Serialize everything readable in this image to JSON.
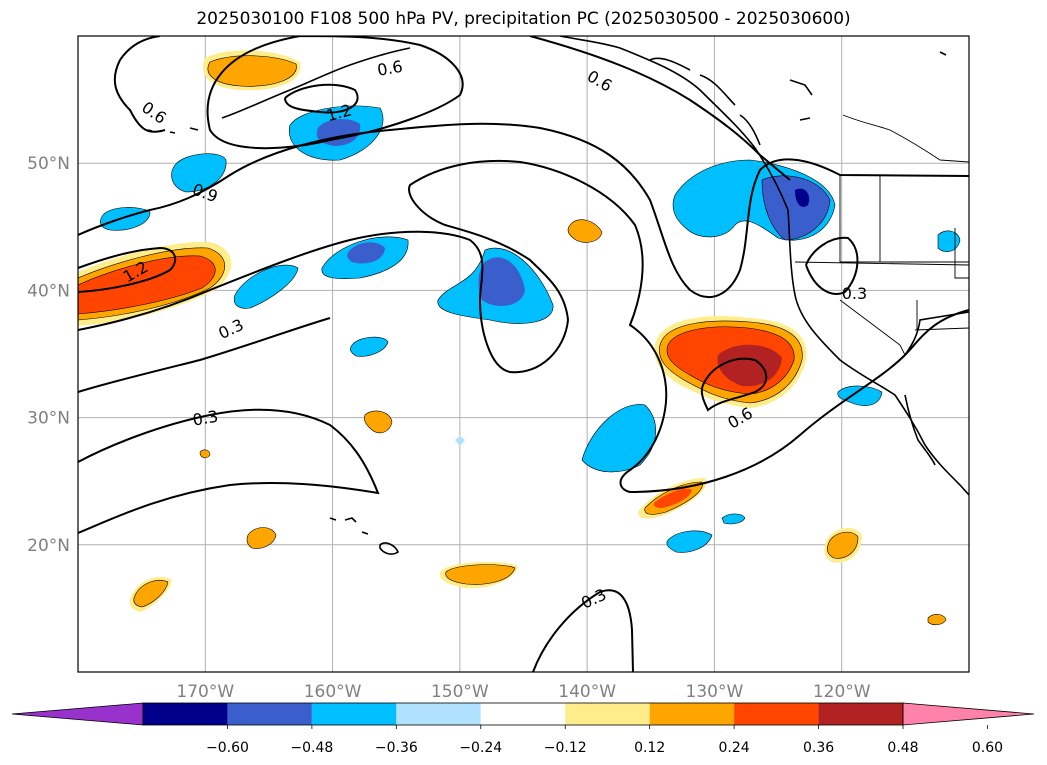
{
  "title": "2025030100 F108 500 hPa PV, precipitation PC (2025030500 - 2025030600)",
  "map": {
    "lon_range": [
      -180,
      -110
    ],
    "lat_range": [
      10,
      60
    ],
    "lon_ticks": [
      {
        "value": -170,
        "label": "170°W"
      },
      {
        "value": -160,
        "label": "160°W"
      },
      {
        "value": -150,
        "label": "150°W"
      },
      {
        "value": -140,
        "label": "140°W"
      },
      {
        "value": -130,
        "label": "130°W"
      },
      {
        "value": -120,
        "label": "120°W"
      }
    ],
    "lat_ticks": [
      {
        "value": 20,
        "label": "20°N"
      },
      {
        "value": 30,
        "label": "30°N"
      },
      {
        "value": 40,
        "label": "40°N"
      },
      {
        "value": 50,
        "label": "50°N"
      }
    ],
    "grid": true
  },
  "colorbar": {
    "extend": "both",
    "colors": [
      "#9932cc",
      "#00008b",
      "#3a5fcd",
      "#00bfff",
      "#b0e2ff",
      "#ffffff",
      "#ffec8b",
      "#ffa500",
      "#ff4500",
      "#b22222",
      "#ff82ab"
    ],
    "labels": [
      "−0.60",
      "−0.48",
      "−0.36",
      "−0.24",
      "−0.12",
      "0.12",
      "0.24",
      "0.36",
      "0.48",
      "0.60"
    ]
  },
  "contour_labels": [
    {
      "text": "0.6",
      "lon": -174.0,
      "lat": 54.0,
      "rot": 35
    },
    {
      "text": "0.6",
      "lon": -155.5,
      "lat": 57.5,
      "rot": -10
    },
    {
      "text": "0.6",
      "lon": -139.0,
      "lat": 56.5,
      "rot": 30
    },
    {
      "text": "1.2",
      "lon": -159.5,
      "lat": 54.0,
      "rot": -15
    },
    {
      "text": "0.9",
      "lon": -170.0,
      "lat": 47.7,
      "rot": 20
    },
    {
      "text": "1.2",
      "lon": -175.5,
      "lat": 41.5,
      "rot": -30
    },
    {
      "text": "0.3",
      "lon": -168.0,
      "lat": 37.0,
      "rot": -25
    },
    {
      "text": "0.3",
      "lon": -170.0,
      "lat": 30.0,
      "rot": -10
    },
    {
      "text": "0.3",
      "lon": -119.0,
      "lat": 39.8,
      "rot": 0
    },
    {
      "text": "0.6",
      "lon": -128.0,
      "lat": 30.0,
      "rot": -30
    },
    {
      "text": "0.3",
      "lon": -139.5,
      "lat": 15.8,
      "rot": -25
    }
  ]
}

________________________________________

**Set exercise:** Extract, from the listing above, every line where the string "value" occurs.

**Task response:**
        "value": -170,
        "value": -160,
        "value": -150,
        "value": -140,
        "value": -130,
        "value": -120,
        "value": 20,
        "value": 30,
        "value": 40,
        "value": 50,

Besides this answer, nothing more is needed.